#### Figure collection entries:
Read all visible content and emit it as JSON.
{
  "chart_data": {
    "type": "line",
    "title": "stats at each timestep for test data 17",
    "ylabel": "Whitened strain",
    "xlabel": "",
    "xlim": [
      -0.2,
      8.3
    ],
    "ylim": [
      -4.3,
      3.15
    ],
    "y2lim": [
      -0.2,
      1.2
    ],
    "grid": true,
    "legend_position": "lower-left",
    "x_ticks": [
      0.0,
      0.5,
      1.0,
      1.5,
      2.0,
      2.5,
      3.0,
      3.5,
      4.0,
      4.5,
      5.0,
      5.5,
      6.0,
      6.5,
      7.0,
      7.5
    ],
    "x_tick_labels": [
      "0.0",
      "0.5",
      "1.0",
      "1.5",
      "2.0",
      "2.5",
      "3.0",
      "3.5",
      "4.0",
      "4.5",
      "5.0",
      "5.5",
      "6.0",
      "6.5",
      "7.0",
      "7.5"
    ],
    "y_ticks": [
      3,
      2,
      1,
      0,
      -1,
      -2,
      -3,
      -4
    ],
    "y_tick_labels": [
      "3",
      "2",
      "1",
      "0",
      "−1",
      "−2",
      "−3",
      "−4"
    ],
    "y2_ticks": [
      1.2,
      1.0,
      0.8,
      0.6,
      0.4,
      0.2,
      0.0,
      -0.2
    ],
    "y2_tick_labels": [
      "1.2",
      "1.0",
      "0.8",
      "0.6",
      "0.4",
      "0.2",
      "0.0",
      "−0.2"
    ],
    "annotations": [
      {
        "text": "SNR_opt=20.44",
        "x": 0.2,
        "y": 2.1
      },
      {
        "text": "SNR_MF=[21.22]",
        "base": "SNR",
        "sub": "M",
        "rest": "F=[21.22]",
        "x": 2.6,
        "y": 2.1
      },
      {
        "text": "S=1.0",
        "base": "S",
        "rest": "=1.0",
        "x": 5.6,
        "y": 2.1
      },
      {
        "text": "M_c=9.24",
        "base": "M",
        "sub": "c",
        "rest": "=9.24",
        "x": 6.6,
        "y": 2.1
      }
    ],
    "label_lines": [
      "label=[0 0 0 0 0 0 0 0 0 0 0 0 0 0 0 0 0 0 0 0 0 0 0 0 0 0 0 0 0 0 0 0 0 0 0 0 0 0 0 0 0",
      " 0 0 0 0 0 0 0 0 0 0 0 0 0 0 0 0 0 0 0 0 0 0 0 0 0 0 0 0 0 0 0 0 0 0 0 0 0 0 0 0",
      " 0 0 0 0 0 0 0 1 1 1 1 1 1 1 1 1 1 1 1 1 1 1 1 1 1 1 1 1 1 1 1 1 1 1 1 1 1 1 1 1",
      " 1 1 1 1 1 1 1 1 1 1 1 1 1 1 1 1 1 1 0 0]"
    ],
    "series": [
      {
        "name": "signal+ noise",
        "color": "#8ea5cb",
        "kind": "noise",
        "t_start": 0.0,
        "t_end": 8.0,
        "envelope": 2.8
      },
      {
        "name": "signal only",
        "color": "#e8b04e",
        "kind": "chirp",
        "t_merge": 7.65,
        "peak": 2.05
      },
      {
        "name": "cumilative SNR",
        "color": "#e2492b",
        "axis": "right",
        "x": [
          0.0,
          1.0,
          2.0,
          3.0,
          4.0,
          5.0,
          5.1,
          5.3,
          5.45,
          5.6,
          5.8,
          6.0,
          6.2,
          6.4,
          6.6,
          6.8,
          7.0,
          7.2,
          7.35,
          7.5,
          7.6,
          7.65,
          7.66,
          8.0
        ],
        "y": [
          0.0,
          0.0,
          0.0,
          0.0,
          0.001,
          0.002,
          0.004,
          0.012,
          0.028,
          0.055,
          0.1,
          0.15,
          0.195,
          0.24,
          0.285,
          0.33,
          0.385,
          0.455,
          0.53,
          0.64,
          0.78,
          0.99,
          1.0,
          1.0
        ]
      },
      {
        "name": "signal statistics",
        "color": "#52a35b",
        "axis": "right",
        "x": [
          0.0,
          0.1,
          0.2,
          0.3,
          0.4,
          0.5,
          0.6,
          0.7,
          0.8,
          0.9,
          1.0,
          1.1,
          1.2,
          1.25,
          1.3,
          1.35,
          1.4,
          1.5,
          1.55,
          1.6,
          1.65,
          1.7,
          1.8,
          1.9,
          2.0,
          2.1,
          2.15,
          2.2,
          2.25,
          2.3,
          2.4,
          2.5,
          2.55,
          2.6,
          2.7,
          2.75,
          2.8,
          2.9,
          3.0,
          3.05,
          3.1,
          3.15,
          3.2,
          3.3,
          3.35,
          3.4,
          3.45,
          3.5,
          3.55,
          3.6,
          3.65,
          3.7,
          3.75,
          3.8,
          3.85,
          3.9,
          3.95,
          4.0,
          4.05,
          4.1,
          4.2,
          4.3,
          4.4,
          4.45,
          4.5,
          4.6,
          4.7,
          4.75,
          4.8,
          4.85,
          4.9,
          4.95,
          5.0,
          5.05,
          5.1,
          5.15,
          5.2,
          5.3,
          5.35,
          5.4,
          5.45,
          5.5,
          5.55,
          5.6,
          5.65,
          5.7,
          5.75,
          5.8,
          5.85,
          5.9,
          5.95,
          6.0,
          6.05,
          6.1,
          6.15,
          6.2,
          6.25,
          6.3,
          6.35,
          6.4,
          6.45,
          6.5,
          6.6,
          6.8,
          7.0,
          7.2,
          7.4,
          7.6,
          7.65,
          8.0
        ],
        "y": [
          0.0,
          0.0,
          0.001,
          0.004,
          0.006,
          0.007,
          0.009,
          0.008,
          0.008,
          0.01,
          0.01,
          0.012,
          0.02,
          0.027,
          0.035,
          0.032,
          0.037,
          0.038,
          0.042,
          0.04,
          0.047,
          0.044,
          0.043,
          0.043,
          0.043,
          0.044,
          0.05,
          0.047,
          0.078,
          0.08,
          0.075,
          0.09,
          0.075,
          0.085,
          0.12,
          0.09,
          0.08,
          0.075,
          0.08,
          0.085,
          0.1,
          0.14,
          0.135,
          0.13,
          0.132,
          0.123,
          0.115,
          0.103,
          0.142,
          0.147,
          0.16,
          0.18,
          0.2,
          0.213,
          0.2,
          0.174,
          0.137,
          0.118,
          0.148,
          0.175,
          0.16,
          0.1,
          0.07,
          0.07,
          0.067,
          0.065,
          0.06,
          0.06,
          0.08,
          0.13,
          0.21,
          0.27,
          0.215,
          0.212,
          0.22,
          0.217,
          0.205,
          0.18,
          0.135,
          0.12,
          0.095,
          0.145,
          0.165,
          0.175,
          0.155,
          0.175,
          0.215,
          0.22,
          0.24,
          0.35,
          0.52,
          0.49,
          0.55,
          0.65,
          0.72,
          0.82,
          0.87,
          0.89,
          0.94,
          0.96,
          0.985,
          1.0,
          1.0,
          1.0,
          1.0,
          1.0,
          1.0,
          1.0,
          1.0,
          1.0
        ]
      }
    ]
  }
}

#### Brief:
Set down every line of the listing above again, exactly as given.

#### Reply:
Read all visible content and emit it as JSON.
{
  "chart_data": {
    "type": "line",
    "title": "stats at each timestep for test data 17",
    "ylabel": "Whitened strain",
    "xlabel": "",
    "xlim": [
      -0.2,
      8.3
    ],
    "ylim": [
      -4.3,
      3.15
    ],
    "y2lim": [
      -0.2,
      1.2
    ],
    "grid": true,
    "legend_position": "lower-left",
    "x_ticks": [
      0.0,
      0.5,
      1.0,
      1.5,
      2.0,
      2.5,
      3.0,
      3.5,
      4.0,
      4.5,
      5.0,
      5.5,
      6.0,
      6.5,
      7.0,
      7.5
    ],
    "x_tick_labels": [
      "0.0",
      "0.5",
      "1.0",
      "1.5",
      "2.0",
      "2.5",
      "3.0",
      "3.5",
      "4.0",
      "4.5",
      "5.0",
      "5.5",
      "6.0",
      "6.5",
      "7.0",
      "7.5"
    ],
    "y_ticks": [
      3,
      2,
      1,
      0,
      -1,
      -2,
      -3,
      -4
    ],
    "y_tick_labels": [
      "3",
      "2",
      "1",
      "0",
      "−1",
      "−2",
      "−3",
      "−4"
    ],
    "y2_ticks": [
      1.2,
      1.0,
      0.8,
      0.6,
      0.4,
      0.2,
      0.0,
      -0.2
    ],
    "y2_tick_labels": [
      "1.2",
      "1.0",
      "0.8",
      "0.6",
      "0.4",
      "0.2",
      "0.0",
      "−0.2"
    ],
    "annotations": [
      {
        "text": "SNR_opt=20.44",
        "x": 0.2,
        "y": 2.1
      },
      {
        "text": "SNR_MF=[21.22]",
        "base": "SNR",
        "sub": "M",
        "rest": "F=[21.22]",
        "x": 2.6,
        "y": 2.1
      },
      {
        "text": "S=1.0",
        "base": "S",
        "rest": "=1.0",
        "x": 5.6,
        "y": 2.1
      },
      {
        "text": "M_c=9.24",
        "base": "M",
        "sub": "c",
        "rest": "=9.24",
        "x": 6.6,
        "y": 2.1
      }
    ],
    "label_lines": [
      "label=[0 0 0 0 0 0 0 0 0 0 0 0 0 0 0 0 0 0 0 0 0 0 0 0 0 0 0 0 0 0 0 0 0 0 0 0 0 0 0 0 0",
      " 0 0 0 0 0 0 0 0 0 0 0 0 0 0 0 0 0 0 0 0 0 0 0 0 0 0 0 0 0 0 0 0 0 0 0 0 0 0 0 0",
      " 0 0 0 0 0 0 0 1 1 1 1 1 1 1 1 1 1 1 1 1 1 1 1 1 1 1 1 1 1 1 1 1 1 1 1 1 1 1 1 1",
      " 1 1 1 1 1 1 1 1 1 1 1 1 1 1 1 1 1 1 0 0]"
    ],
    "series": [
      {
        "name": "signal+ noise",
        "color": "#8ea5cb",
        "kind": "noise",
        "t_start": 0.0,
        "t_end": 8.0,
        "envelope": 2.8
      },
      {
        "name": "signal only",
        "color": "#e8b04e",
        "kind": "chirp",
        "t_merge": 7.65,
        "peak": 2.05
      },
      {
        "name": "cumilative SNR",
        "color": "#e2492b",
        "axis": "right",
        "x": [
          0.0,
          1.0,
          2.0,
          3.0,
          4.0,
          5.0,
          5.1,
          5.3,
          5.45,
          5.6,
          5.8,
          6.0,
          6.2,
          6.4,
          6.6,
          6.8,
          7.0,
          7.2,
          7.35,
          7.5,
          7.6,
          7.65,
          7.66,
          8.0
        ],
        "y": [
          0.0,
          0.0,
          0.0,
          0.0,
          0.001,
          0.002,
          0.004,
          0.012,
          0.028,
          0.055,
          0.1,
          0.15,
          0.195,
          0.24,
          0.285,
          0.33,
          0.385,
          0.455,
          0.53,
          0.64,
          0.78,
          0.99,
          1.0,
          1.0
        ]
      },
      {
        "name": "signal statistics",
        "color": "#52a35b",
        "axis": "right",
        "x": [
          0.0,
          0.1,
          0.2,
          0.3,
          0.4,
          0.5,
          0.6,
          0.7,
          0.8,
          0.9,
          1.0,
          1.1,
          1.2,
          1.25,
          1.3,
          1.35,
          1.4,
          1.5,
          1.55,
          1.6,
          1.65,
          1.7,
          1.8,
          1.9,
          2.0,
          2.1,
          2.15,
          2.2,
          2.25,
          2.3,
          2.4,
          2.5,
          2.55,
          2.6,
          2.7,
          2.75,
          2.8,
          2.9,
          3.0,
          3.05,
          3.1,
          3.15,
          3.2,
          3.3,
          3.35,
          3.4,
          3.45,
          3.5,
          3.55,
          3.6,
          3.65,
          3.7,
          3.75,
          3.8,
          3.85,
          3.9,
          3.95,
          4.0,
          4.05,
          4.1,
          4.2,
          4.3,
          4.4,
          4.45,
          4.5,
          4.6,
          4.7,
          4.75,
          4.8,
          4.85,
          4.9,
          4.95,
          5.0,
          5.05,
          5.1,
          5.15,
          5.2,
          5.3,
          5.35,
          5.4,
          5.45,
          5.5,
          5.55,
          5.6,
          5.65,
          5.7,
          5.75,
          5.8,
          5.85,
          5.9,
          5.95,
          6.0,
          6.05,
          6.1,
          6.15,
          6.2,
          6.25,
          6.3,
          6.35,
          6.4,
          6.45,
          6.5,
          6.6,
          6.8,
          7.0,
          7.2,
          7.4,
          7.6,
          7.65,
          8.0
        ],
        "y": [
          0.0,
          0.0,
          0.001,
          0.004,
          0.006,
          0.007,
          0.009,
          0.008,
          0.008,
          0.01,
          0.01,
          0.012,
          0.02,
          0.027,
          0.035,
          0.032,
          0.037,
          0.038,
          0.042,
          0.04,
          0.047,
          0.044,
          0.043,
          0.043,
          0.043,
          0.044,
          0.05,
          0.047,
          0.078,
          0.08,
          0.075,
          0.09,
          0.075,
          0.085,
          0.12,
          0.09,
          0.08,
          0.075,
          0.08,
          0.085,
          0.1,
          0.14,
          0.135,
          0.13,
          0.132,
          0.123,
          0.115,
          0.103,
          0.142,
          0.147,
          0.16,
          0.18,
          0.2,
          0.213,
          0.2,
          0.174,
          0.137,
          0.118,
          0.148,
          0.175,
          0.16,
          0.1,
          0.07,
          0.07,
          0.067,
          0.065,
          0.06,
          0.06,
          0.08,
          0.13,
          0.21,
          0.27,
          0.215,
          0.212,
          0.22,
          0.217,
          0.205,
          0.18,
          0.135,
          0.12,
          0.095,
          0.145,
          0.165,
          0.175,
          0.155,
          0.175,
          0.215,
          0.22,
          0.24,
          0.35,
          0.52,
          0.49,
          0.55,
          0.65,
          0.72,
          0.82,
          0.87,
          0.89,
          0.94,
          0.96,
          0.985,
          1.0,
          1.0,
          1.0,
          1.0,
          1.0,
          1.0,
          1.0,
          1.0,
          1.0
        ]
      }
    ]
  }
}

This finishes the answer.